Start of WORKING DATA

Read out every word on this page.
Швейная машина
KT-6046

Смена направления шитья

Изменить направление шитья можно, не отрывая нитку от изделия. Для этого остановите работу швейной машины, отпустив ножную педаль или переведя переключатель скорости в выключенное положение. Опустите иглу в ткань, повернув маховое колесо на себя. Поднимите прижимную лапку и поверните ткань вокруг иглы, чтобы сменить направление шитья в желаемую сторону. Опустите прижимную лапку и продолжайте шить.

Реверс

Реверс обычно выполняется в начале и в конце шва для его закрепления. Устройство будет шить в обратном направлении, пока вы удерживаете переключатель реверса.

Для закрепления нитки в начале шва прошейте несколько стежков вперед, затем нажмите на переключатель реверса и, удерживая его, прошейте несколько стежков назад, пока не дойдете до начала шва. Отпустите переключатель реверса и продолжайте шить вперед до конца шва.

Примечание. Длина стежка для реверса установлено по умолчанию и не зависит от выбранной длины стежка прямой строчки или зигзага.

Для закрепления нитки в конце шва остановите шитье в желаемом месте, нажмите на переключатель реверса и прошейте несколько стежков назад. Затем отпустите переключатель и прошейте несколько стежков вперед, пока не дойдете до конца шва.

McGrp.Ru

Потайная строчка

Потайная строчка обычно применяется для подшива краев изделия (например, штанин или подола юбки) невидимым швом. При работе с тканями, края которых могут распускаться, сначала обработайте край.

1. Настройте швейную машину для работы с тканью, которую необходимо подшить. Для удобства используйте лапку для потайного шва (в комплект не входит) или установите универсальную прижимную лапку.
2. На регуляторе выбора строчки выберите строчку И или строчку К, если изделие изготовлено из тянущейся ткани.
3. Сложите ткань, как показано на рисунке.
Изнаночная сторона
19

End of WORKING DATA
Start of WORKING DATA

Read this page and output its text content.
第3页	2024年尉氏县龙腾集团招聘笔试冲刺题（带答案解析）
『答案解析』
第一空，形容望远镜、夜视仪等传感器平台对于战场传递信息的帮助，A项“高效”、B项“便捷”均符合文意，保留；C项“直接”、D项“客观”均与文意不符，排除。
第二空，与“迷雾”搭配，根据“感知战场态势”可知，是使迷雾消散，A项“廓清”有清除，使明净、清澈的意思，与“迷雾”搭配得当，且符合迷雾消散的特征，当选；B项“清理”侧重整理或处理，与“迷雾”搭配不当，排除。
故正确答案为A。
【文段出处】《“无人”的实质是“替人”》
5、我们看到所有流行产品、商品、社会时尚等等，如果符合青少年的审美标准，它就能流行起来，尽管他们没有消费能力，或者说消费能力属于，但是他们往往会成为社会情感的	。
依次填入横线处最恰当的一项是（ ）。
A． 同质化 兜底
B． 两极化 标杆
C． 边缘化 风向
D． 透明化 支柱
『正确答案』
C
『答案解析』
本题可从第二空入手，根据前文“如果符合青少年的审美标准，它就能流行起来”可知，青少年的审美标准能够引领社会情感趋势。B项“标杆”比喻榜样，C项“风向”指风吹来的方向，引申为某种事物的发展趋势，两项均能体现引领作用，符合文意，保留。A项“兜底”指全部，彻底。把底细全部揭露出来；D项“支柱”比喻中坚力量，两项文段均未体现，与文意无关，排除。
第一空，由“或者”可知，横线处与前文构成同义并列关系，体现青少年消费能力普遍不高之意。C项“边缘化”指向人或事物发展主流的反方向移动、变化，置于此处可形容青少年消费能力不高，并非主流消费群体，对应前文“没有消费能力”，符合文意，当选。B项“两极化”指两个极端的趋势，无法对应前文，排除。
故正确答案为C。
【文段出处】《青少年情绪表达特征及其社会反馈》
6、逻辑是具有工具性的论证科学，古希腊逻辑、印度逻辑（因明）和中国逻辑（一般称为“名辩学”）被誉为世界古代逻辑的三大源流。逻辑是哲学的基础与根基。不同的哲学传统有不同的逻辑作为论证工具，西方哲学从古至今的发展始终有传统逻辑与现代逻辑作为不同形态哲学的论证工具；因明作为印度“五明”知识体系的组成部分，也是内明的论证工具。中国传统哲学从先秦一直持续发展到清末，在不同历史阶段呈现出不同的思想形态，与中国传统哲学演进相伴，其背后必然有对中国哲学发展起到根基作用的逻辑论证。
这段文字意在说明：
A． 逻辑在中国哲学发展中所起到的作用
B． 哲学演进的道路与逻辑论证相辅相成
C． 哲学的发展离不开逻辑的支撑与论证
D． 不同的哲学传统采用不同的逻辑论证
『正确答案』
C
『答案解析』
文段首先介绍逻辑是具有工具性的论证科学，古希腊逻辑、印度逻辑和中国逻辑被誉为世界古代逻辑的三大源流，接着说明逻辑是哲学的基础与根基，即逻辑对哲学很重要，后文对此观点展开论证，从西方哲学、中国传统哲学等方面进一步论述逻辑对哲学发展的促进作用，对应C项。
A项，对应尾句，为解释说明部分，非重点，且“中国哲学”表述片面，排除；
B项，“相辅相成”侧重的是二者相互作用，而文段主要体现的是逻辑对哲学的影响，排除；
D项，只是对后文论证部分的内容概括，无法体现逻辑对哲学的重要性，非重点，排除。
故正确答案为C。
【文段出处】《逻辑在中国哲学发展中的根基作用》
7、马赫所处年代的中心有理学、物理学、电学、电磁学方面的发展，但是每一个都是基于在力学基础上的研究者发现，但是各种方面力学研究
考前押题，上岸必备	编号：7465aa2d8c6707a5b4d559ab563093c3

End of WORKING DATA

→ **EXERCISE**: Look through the listing above and count the lines where the string "обычно" appears. Report the number only.

→ **SOLUTION FOR THIS PROBLEM**: 2